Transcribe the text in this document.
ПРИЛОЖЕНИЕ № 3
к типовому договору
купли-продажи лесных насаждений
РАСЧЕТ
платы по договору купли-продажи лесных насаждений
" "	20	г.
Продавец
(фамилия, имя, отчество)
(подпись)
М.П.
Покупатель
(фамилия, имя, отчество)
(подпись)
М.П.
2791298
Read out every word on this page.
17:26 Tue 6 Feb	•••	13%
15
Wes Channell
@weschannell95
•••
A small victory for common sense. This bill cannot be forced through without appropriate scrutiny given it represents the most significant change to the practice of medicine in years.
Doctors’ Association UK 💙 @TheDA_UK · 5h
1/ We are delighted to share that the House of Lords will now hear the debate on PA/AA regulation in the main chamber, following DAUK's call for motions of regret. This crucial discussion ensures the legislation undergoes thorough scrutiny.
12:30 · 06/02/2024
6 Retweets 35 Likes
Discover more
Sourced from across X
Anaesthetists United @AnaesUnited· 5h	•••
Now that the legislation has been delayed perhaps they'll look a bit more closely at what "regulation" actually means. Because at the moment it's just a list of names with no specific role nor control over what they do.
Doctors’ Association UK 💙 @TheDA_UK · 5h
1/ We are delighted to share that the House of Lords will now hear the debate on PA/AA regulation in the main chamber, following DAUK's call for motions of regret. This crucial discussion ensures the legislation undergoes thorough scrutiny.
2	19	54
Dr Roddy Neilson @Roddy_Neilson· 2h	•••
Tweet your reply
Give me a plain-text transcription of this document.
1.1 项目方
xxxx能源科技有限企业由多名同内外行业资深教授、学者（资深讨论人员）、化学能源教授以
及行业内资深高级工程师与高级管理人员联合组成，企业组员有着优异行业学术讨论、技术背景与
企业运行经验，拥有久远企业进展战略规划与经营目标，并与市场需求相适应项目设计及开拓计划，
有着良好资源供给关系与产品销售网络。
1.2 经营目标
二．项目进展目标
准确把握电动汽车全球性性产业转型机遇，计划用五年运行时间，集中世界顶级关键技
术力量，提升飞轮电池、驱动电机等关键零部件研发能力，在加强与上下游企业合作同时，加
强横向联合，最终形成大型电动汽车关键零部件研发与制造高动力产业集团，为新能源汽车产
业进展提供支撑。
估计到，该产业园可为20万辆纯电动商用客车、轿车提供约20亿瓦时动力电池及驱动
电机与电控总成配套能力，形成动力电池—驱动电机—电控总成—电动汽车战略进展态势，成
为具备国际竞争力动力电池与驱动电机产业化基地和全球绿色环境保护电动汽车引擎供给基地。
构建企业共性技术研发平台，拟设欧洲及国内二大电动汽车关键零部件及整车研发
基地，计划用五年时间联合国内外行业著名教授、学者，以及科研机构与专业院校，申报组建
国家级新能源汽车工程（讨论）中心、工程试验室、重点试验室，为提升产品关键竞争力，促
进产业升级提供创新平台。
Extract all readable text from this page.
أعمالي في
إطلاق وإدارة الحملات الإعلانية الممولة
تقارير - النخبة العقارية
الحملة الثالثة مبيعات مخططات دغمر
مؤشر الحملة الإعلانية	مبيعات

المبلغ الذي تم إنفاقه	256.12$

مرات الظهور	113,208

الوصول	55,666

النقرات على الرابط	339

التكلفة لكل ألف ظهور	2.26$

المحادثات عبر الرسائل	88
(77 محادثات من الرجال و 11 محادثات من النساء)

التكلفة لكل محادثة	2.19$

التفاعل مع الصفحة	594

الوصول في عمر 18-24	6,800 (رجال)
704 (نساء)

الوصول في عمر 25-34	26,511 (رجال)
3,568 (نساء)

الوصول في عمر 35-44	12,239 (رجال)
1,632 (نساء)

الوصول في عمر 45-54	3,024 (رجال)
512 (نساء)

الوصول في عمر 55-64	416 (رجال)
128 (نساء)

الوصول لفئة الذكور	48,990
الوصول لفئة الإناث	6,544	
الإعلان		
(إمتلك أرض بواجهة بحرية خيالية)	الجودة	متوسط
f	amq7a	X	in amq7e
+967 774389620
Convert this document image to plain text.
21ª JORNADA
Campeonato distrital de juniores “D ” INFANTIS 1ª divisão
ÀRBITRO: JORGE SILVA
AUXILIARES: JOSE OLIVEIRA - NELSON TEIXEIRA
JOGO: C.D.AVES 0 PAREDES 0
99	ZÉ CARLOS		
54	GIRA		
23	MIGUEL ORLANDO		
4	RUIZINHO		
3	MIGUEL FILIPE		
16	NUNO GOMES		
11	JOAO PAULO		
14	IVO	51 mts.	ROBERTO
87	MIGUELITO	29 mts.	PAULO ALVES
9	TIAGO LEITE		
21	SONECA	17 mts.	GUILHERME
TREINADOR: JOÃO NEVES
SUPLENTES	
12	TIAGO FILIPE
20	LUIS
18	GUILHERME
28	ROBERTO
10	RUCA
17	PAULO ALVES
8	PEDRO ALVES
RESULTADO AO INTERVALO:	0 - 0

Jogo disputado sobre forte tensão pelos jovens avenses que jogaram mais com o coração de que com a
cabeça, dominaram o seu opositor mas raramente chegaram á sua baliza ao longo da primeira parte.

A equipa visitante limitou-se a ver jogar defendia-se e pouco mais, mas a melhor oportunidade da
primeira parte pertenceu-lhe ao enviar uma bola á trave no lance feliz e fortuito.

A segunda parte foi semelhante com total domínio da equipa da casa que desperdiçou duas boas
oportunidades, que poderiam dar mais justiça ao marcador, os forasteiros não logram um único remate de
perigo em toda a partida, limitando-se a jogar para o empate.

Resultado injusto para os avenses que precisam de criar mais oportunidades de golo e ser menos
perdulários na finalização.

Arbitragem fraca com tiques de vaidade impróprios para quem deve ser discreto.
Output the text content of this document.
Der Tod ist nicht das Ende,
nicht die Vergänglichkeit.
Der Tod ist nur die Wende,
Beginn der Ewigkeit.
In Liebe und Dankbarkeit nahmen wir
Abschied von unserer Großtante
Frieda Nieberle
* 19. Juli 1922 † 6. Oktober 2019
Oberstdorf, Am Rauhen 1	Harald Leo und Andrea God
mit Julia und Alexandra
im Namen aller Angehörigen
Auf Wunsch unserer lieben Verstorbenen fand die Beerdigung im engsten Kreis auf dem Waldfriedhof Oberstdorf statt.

▸ Exercise
Reproduce the data in full, exactly as presented.

▸ Task answer
Transcribe the text in this document.
ПРИЛОЖЕНИЕ № 3
к типовому договору
купли-продажи лесных насаждений
РАСЧЕТ
платы по договору купли-продажи лесных насаждений
" "	20	г.
Продавец
(фамилия, имя, отчество)
(подпись)
М.П.
Покупатель
(фамилия, имя, отчество)
(подпись)
М.П.
2791298
Read out every word on this page.
17:26 Tue 6 Feb	•••	13%
15
Wes Channell
@weschannell95
•••
A small victory for common sense. This bill cannot be forced through without appropriate scrutiny given it represents the most significant change to the practice of medicine in years.
Doctors’ Association UK 💙 @TheDA_UK · 5h
1/ We are delighted to share that the House of Lords will now hear the debate on PA/AA regulation in the main chamber, following DAUK's call for motions of regret. This crucial discussion ensures the legislation undergoes thorough scrutiny.
12:30 · 06/02/2024
6 Retweets 35 Likes
Discover more
Sourced from across X
Anaesthetists United @AnaesUnited· 5h	•••
Now that the legislation has been delayed perhaps they'll look a bit more closely at what "regulation" actually means. Because at the moment it's just a list of names with no specific role nor control over what they do.
Doctors’ Association UK 💙 @TheDA_UK · 5h
1/ We are delighted to share that the House of Lords will now hear the debate on PA/AA regulation in the main chamber, following DAUK's call for motions of regret. This crucial discussion ensures the legislation undergoes thorough scrutiny.
2	19	54
Dr Roddy Neilson @Roddy_Neilson· 2h	•••
Tweet your reply
Give me a plain-text transcription of this document.
1.1 项目方
xxxx能源科技有限企业由多名同内外行业资深教授、学者（资深讨论人员）、化学能源教授以
及行业内资深高级工程师与高级管理人员联合组成，企业组员有着优异行业学术讨论、技术背景与
企业运行经验，拥有久远企业进展战略规划与经营目标，并与市场需求相适应项目设计及开拓计划，
有着良好资源供给关系与产品销售网络。
1.2 经营目标
二．项目进展目标
准确把握电动汽车全球性性产业转型机遇，计划用五年运行时间，集中世界顶级关键技
术力量，提升飞轮电池、驱动电机等关键零部件研发能力，在加强与上下游企业合作同时，加
强横向联合，最终形成大型电动汽车关键零部件研发与制造高动力产业集团，为新能源汽车产
业进展提供支撑。
估计到，该产业园可为20万辆纯电动商用客车、轿车提供约20亿瓦时动力电池及驱动
电机与电控总成配套能力，形成动力电池—驱动电机—电控总成—电动汽车战略进展态势，成
为具备国际竞争力动力电池与驱动电机产业化基地和全球绿色环境保护电动汽车引擎供给基地。
构建企业共性技术研发平台，拟设欧洲及国内二大电动汽车关键零部件及整车研发
基地，计划用五年时间联合国内外行业著名教授、学者，以及科研机构与专业院校，申报组建
国家级新能源汽车工程（讨论）中心、工程试验室、重点试验室，为提升产品关键竞争力，促
进产业升级提供创新平台。
Extract all readable text from this page.
أعمالي في
إطلاق وإدارة الحملات الإعلانية الممولة
تقارير - النخبة العقارية
الحملة الثالثة مبيعات مخططات دغمر
مؤشر الحملة الإعلانية	مبيعات

المبلغ الذي تم إنفاقه	256.12$

مرات الظهور	113,208

الوصول	55,666

النقرات على الرابط	339

التكلفة لكل ألف ظهور	2.26$

المحادثات عبر الرسائل	88
(77 محادثات من الرجال و 11 محادثات من النساء)

التكلفة لكل محادثة	2.19$

التفاعل مع الصفحة	594

الوصول في عمر 18-24	6,800 (رجال)
704 (نساء)

الوصول في عمر 25-34	26,511 (رجال)
3,568 (نساء)

الوصول في عمر 35-44	12,239 (رجال)
1,632 (نساء)

الوصول في عمر 45-54	3,024 (رجال)
512 (نساء)

الوصول في عمر 55-64	416 (رجال)
128 (نساء)

الوصول لفئة الذكور	48,990
الوصول لفئة الإناث	6,544	
الإعلان		
(إمتلك أرض بواجهة بحرية خيالية)	الجودة	متوسط
f	amq7a	X	in amq7e
+967 774389620
Convert this document image to plain text.
21ª JORNADA
Campeonato distrital de juniores “D ” INFANTIS 1ª divisão
ÀRBITRO: JORGE SILVA
AUXILIARES: JOSE OLIVEIRA - NELSON TEIXEIRA
JOGO: C.D.AVES 0 PAREDES 0
99	ZÉ CARLOS		
54	GIRA		
23	MIGUEL ORLANDO		
4	RUIZINHO		
3	MIGUEL FILIPE		
16	NUNO GOMES		
11	JOAO PAULO		
14	IVO	51 mts.	ROBERTO
87	MIGUELITO	29 mts.	PAULO ALVES
9	TIAGO LEITE		
21	SONECA	17 mts.	GUILHERME
TREINADOR: JOÃO NEVES
SUPLENTES	
12	TIAGO FILIPE
20	LUIS
18	GUILHERME
28	ROBERTO
10	RUCA
17	PAULO ALVES
8	PEDRO ALVES
RESULTADO AO INTERVALO:	0 - 0

Jogo disputado sobre forte tensão pelos jovens avenses que jogaram mais com o coração de que com a
cabeça, dominaram o seu opositor mas raramente chegaram á sua baliza ao longo da primeira parte.

A equipa visitante limitou-se a ver jogar defendia-se e pouco mais, mas a melhor oportunidade da
primeira parte pertenceu-lhe ao enviar uma bola á trave no lance feliz e fortuito.

A segunda parte foi semelhante com total domínio da equipa da casa que desperdiçou duas boas
oportunidades, que poderiam dar mais justiça ao marcador, os forasteiros não logram um único remate de
perigo em toda a partida, limitando-se a jogar para o empate.

Resultado injusto para os avenses que precisam de criar mais oportunidades de golo e ser menos
perdulários na finalização.

Arbitragem fraca com tiques de vaidade impróprios para quem deve ser discreto.
Output the text content of this document.
Der Tod ist nicht das Ende,
nicht die Vergänglichkeit.
Der Tod ist nur die Wende,
Beginn der Ewigkeit.
In Liebe und Dankbarkeit nahmen wir
Abschied von unserer Großtante
Frieda Nieberle
* 19. Juli 1922 † 6. Oktober 2019
Oberstdorf, Am Rauhen 1	Harald Leo und Andrea God
mit Julia und Alexandra
im Namen aller Angehörigen
Auf Wunsch unserer lieben Verstorbenen fand die Beerdigung im engsten Kreis auf dem Waldfriedhof Oberstdorf statt.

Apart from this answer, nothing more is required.